Print the records again, character for character.

* BEGIN Records provided *

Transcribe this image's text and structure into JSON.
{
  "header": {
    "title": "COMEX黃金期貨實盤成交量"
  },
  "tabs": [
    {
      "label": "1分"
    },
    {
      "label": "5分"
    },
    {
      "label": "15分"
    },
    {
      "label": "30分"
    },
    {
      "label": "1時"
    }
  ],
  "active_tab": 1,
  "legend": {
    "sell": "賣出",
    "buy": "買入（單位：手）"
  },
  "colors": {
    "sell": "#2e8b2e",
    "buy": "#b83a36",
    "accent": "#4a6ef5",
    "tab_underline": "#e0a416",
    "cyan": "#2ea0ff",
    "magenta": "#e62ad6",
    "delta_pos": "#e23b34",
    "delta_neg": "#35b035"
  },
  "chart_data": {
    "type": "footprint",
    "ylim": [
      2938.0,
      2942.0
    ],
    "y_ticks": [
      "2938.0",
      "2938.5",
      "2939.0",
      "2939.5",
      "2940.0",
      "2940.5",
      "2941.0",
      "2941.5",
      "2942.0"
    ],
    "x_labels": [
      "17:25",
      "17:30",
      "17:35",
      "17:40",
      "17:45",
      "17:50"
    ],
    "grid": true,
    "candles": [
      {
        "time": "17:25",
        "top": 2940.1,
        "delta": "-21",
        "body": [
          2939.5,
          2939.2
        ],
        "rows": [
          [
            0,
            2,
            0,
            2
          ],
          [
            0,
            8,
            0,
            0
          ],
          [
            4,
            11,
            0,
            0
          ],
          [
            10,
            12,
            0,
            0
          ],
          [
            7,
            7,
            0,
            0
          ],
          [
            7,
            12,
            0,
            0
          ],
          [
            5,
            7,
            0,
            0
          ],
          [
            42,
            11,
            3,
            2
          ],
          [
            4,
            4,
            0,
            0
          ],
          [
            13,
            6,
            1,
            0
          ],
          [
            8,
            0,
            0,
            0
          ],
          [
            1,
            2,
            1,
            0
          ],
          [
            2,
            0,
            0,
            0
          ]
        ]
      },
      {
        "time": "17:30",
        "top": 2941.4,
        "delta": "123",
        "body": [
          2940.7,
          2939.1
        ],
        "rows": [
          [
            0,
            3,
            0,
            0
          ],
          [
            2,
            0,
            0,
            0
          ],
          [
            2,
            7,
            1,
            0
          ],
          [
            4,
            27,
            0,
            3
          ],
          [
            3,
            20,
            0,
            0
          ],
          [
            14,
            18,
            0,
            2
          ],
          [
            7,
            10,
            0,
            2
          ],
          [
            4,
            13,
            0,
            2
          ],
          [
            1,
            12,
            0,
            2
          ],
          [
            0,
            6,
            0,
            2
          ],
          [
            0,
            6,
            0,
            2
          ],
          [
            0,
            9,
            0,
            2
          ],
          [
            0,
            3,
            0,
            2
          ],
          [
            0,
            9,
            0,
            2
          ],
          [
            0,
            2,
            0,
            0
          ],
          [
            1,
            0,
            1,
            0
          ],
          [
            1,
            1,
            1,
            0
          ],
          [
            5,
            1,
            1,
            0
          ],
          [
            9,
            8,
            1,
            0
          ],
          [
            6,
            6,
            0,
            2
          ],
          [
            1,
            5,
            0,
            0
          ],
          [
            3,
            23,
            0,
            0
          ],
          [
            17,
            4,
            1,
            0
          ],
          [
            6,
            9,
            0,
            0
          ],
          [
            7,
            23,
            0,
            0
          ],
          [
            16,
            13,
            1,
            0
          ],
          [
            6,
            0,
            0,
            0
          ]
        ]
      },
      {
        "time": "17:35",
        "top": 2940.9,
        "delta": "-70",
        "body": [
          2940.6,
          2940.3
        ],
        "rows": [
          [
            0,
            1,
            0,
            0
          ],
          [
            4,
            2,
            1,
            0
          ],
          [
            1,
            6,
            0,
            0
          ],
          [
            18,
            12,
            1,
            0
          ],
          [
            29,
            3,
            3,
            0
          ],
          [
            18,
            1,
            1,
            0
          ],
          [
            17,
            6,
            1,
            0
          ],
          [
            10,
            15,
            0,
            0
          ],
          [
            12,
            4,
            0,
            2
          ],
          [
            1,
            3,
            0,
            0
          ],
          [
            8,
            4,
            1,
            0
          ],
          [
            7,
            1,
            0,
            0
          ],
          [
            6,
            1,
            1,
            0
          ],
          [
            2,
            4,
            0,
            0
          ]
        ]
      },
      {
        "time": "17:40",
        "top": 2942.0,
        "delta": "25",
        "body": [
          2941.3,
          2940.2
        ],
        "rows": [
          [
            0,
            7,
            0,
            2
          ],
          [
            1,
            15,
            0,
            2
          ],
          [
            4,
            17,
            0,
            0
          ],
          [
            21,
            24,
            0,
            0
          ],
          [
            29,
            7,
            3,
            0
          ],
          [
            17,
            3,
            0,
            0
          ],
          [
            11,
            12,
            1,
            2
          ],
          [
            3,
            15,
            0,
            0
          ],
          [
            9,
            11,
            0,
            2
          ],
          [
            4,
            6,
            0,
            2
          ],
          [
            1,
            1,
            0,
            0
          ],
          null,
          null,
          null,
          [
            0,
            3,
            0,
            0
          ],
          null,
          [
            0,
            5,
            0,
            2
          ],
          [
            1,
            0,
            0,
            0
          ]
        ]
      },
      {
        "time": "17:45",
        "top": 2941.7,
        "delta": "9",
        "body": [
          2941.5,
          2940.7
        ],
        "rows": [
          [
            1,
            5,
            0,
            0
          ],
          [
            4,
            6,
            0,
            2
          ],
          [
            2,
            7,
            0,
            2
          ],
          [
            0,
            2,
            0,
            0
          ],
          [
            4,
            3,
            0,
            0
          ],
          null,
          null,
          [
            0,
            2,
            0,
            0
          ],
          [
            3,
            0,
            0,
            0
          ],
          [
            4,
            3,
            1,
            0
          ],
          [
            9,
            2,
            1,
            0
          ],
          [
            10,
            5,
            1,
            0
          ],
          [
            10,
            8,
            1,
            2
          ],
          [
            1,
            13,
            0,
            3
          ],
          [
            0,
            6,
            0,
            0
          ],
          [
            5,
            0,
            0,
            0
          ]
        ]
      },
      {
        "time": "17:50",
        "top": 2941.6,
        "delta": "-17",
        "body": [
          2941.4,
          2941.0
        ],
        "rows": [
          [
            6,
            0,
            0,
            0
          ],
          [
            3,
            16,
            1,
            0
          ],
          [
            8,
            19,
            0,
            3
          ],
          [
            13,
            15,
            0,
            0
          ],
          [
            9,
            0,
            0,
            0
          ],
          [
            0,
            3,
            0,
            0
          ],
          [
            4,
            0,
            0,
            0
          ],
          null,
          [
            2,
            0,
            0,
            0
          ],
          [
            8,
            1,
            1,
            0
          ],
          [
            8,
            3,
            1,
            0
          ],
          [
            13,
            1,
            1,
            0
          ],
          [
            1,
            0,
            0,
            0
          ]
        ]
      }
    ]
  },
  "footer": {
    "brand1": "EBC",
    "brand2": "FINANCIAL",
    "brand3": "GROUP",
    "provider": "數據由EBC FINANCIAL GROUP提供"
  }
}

* END Records provided *

→ **Output for this exercise**:
Transcribe this image's text and structure into JSON.
{
  "header": {
    "title": "COMEX黃金期貨實盤成交量"
  },
  "tabs": [
    {
      "label": "1分"
    },
    {
      "label": "5分"
    },
    {
      "label": "15分"
    },
    {
      "label": "30分"
    },
    {
      "label": "1時"
    }
  ],
  "active_tab": 1,
  "legend": {
    "sell": "賣出",
    "buy": "買入（單位：手）"
  },
  "colors": {
    "sell": "#2e8b2e",
    "buy": "#b83a36",
    "accent": "#4a6ef5",
    "tab_underline": "#e0a416",
    "cyan": "#2ea0ff",
    "magenta": "#e62ad6",
    "delta_pos": "#e23b34",
    "delta_neg": "#35b035"
  },
  "chart_data": {
    "type": "footprint",
    "ylim": [
      2938.0,
      2942.0
    ],
    "y_ticks": [
      "2938.0",
      "2938.5",
      "2939.0",
      "2939.5",
      "2940.0",
      "2940.5",
      "2941.0",
      "2941.5",
      "2942.0"
    ],
    "x_labels": [
      "17:25",
      "17:30",
      "17:35",
      "17:40",
      "17:45",
      "17:50"
    ],
    "grid": true,
    "candles": [
      {
        "time": "17:25",
        "top": 2940.1,
        "delta": "-21",
        "body": [
          2939.5,
          2939.2
        ],
        "rows": [
          [
            0,
            2,
            0,
            2
          ],
          [
            0,
            8,
            0,
            0
          ],
          [
            4,
            11,
            0,
            0
          ],
          [
            10,
            12,
            0,
            0
          ],
          [
            7,
            7,
            0,
            0
          ],
          [
            7,
            12,
            0,
            0
          ],
          [
            5,
            7,
            0,
            0
          ],
          [
            42,
            11,
            3,
            2
          ],
          [
            4,
            4,
            0,
            0
          ],
          [
            13,
            6,
            1,
            0
          ],
          [
            8,
            0,
            0,
            0
          ],
          [
            1,
            2,
            1,
            0
          ],
          [
            2,
            0,
            0,
            0
          ]
        ]
      },
      {
        "time": "17:30",
        "top": 2941.4,
        "delta": "123",
        "body": [
          2940.7,
          2939.1
        ],
        "rows": [
          [
            0,
            3,
            0,
            0
          ],
          [
            2,
            0,
            0,
            0
          ],
          [
            2,
            7,
            1,
            0
          ],
          [
            4,
            27,
            0,
            3
          ],
          [
            3,
            20,
            0,
            0
          ],
          [
            14,
            18,
            0,
            2
          ],
          [
            7,
            10,
            0,
            2
          ],
          [
            4,
            13,
            0,
            2
          ],
          [
            1,
            12,
            0,
            2
          ],
          [
            0,
            6,
            0,
            2
          ],
          [
            0,
            6,
            0,
            2
          ],
          [
            0,
            9,
            0,
            2
          ],
          [
            0,
            3,
            0,
            2
          ],
          [
            0,
            9,
            0,
            2
          ],
          [
            0,
            2,
            0,
            0
          ],
          [
            1,
            0,
            1,
            0
          ],
          [
            1,
            1,
            1,
            0
          ],
          [
            5,
            1,
            1,
            0
          ],
          [
            9,
            8,
            1,
            0
          ],
          [
            6,
            6,
            0,
            2
          ],
          [
            1,
            5,
            0,
            0
          ],
          [
            3,
            23,
            0,
            0
          ],
          [
            17,
            4,
            1,
            0
          ],
          [
            6,
            9,
            0,
            0
          ],
          [
            7,
            23,
            0,
            0
          ],
          [
            16,
            13,
            1,
            0
          ],
          [
            6,
            0,
            0,
            0
          ]
        ]
      },
      {
        "time": "17:35",
        "top": 2940.9,
        "delta": "-70",
        "body": [
          2940.6,
          2940.3
        ],
        "rows": [
          [
            0,
            1,
            0,
            0
          ],
          [
            4,
            2,
            1,
            0
          ],
          [
            1,
            6,
            0,
            0
          ],
          [
            18,
            12,
            1,
            0
          ],
          [
            29,
            3,
            3,
            0
          ],
          [
            18,
            1,
            1,
            0
          ],
          [
            17,
            6,
            1,
            0
          ],
          [
            10,
            15,
            0,
            0
          ],
          [
            12,
            4,
            0,
            2
          ],
          [
            1,
            3,
            0,
            0
          ],
          [
            8,
            4,
            1,
            0
          ],
          [
            7,
            1,
            0,
            0
          ],
          [
            6,
            1,
            1,
            0
          ],
          [
            2,
            4,
            0,
            0
          ]
        ]
      },
      {
        "time": "17:40",
        "top": 2942.0,
        "delta": "25",
        "body": [
          2941.3,
          2940.2
        ],
        "rows": [
          [
            0,
            7,
            0,
            2
          ],
          [
            1,
            15,
            0,
            2
          ],
          [
            4,
            17,
            0,
            0
          ],
          [
            21,
            24,
            0,
            0
          ],
          [
            29,
            7,
            3,
            0
          ],
          [
            17,
            3,
            0,
            0
          ],
          [
            11,
            12,
            1,
            2
          ],
          [
            3,
            15,
            0,
            0
          ],
          [
            9,
            11,
            0,
            2
          ],
          [
            4,
            6,
            0,
            2
          ],
          [
            1,
            1,
            0,
            0
          ],
          null,
          null,
          null,
          [
            0,
            3,
            0,
            0
          ],
          null,
          [
            0,
            5,
            0,
            2
          ],
          [
            1,
            0,
            0,
            0
          ]
        ]
      },
      {
        "time": "17:45",
        "top": 2941.7,
        "delta": "9",
        "body": [
          2941.5,
          2940.7
        ],
        "rows": [
          [
            1,
            5,
            0,
            0
          ],
          [
            4,
            6,
            0,
            2
          ],
          [
            2,
            7,
            0,
            2
          ],
          [
            0,
            2,
            0,
            0
          ],
          [
            4,
            3,
            0,
            0
          ],
          null,
          null,
          [
            0,
            2,
            0,
            0
          ],
          [
            3,
            0,
            0,
            0
          ],
          [
            4,
            3,
            1,
            0
          ],
          [
            9,
            2,
            1,
            0
          ],
          [
            10,
            5,
            1,
            0
          ],
          [
            10,
            8,
            1,
            2
          ],
          [
            1,
            13,
            0,
            3
          ],
          [
            0,
            6,
            0,
            0
          ],
          [
            5,
            0,
            0,
            0
          ]
        ]
      },
      {
        "time": "17:50",
        "top": 2941.6,
        "delta": "-17",
        "body": [
          2941.4,
          2941.0
        ],
        "rows": [
          [
            6,
            0,
            0,
            0
          ],
          [
            3,
            16,
            1,
            0
          ],
          [
            8,
            19,
            0,
            3
          ],
          [
            13,
            15,
            0,
            0
          ],
          [
            9,
            0,
            0,
            0
          ],
          [
            0,
            3,
            0,
            0
          ],
          [
            4,
            0,
            0,
            0
          ],
          null,
          [
            2,
            0,
            0,
            0
          ],
          [
            8,
            1,
            1,
            0
          ],
          [
            8,
            3,
            1,
            0
          ],
          [
            13,
            1,
            1,
            0
          ],
          [
            1,
            0,
            0,
            0
          ]
        ]
      }
    ]
  },
  "footer": {
    "brand1": "EBC",
    "brand2": "FINANCIAL",
    "brand3": "GROUP",
    "provider": "數據由EBC FINANCIAL GROUP提供"
  }
}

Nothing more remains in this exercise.